[Element location listings]

>> Start

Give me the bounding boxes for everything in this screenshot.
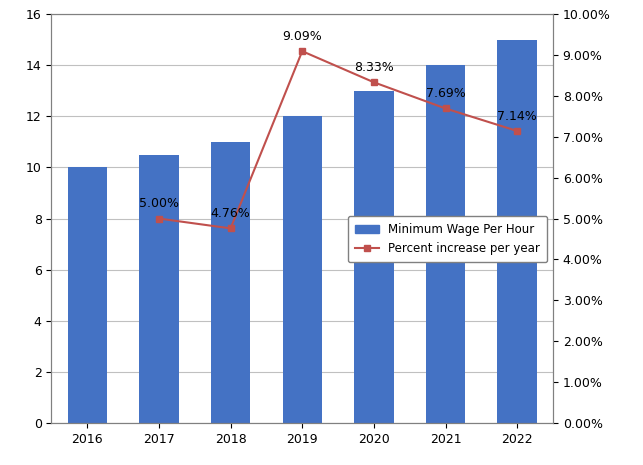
Text: 4.76%: 4.76% xyxy=(211,207,250,220)
Text: 9.09%: 9.09% xyxy=(282,30,322,43)
Legend: Minimum Wage Per Hour, Percent increase per year: Minimum Wage Per Hour, Percent increase … xyxy=(348,216,547,262)
Bar xyxy=(426,65,465,423)
Text: 8.33%: 8.33% xyxy=(354,61,394,74)
Line: Percent increase per year: Percent increase per year xyxy=(156,48,521,232)
Bar xyxy=(354,91,394,423)
Text: 5.00%: 5.00% xyxy=(139,197,179,210)
Bar xyxy=(211,142,250,423)
Percent increase per year xyxy=(442,106,449,111)
Bar xyxy=(68,167,107,423)
Percent increase per year xyxy=(227,226,235,231)
Percent increase per year xyxy=(513,128,521,134)
Text: 7.69%: 7.69% xyxy=(426,87,466,100)
Bar xyxy=(282,116,322,423)
Bar xyxy=(498,40,537,423)
Percent increase per year xyxy=(155,216,163,221)
Text: 7.14%: 7.14% xyxy=(497,110,537,123)
Percent increase per year xyxy=(298,48,306,54)
Percent increase per year xyxy=(370,80,377,85)
Bar xyxy=(139,154,179,423)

>> End

> TASK REQUIREMENTS
Copy these listings line for line, without changing anything, and omit the pictures from your answer.

> ANSWER TO THE PROBLEM
Give me the bounding boxes for everything in this screenshot.
Text: 4.76%: 4.76% xyxy=(211,207,250,220)
Text: 9.09%: 9.09% xyxy=(282,30,322,43)
Legend: Minimum Wage Per Hour, Percent increase per year: Minimum Wage Per Hour, Percent increase … xyxy=(348,216,547,262)
Bar xyxy=(426,65,465,423)
Text: 8.33%: 8.33% xyxy=(354,61,394,74)
Line: Percent increase per year: Percent increase per year xyxy=(156,48,521,232)
Bar xyxy=(354,91,394,423)
Text: 5.00%: 5.00% xyxy=(139,197,179,210)
Bar xyxy=(211,142,250,423)
Percent increase per year xyxy=(442,106,449,111)
Bar xyxy=(68,167,107,423)
Percent increase per year xyxy=(227,226,235,231)
Percent increase per year xyxy=(513,128,521,134)
Text: 7.69%: 7.69% xyxy=(426,87,466,100)
Bar xyxy=(282,116,322,423)
Bar xyxy=(498,40,537,423)
Percent increase per year xyxy=(155,216,163,221)
Text: 7.14%: 7.14% xyxy=(497,110,537,123)
Percent increase per year xyxy=(298,48,306,54)
Percent increase per year xyxy=(370,80,377,85)
Bar xyxy=(139,154,179,423)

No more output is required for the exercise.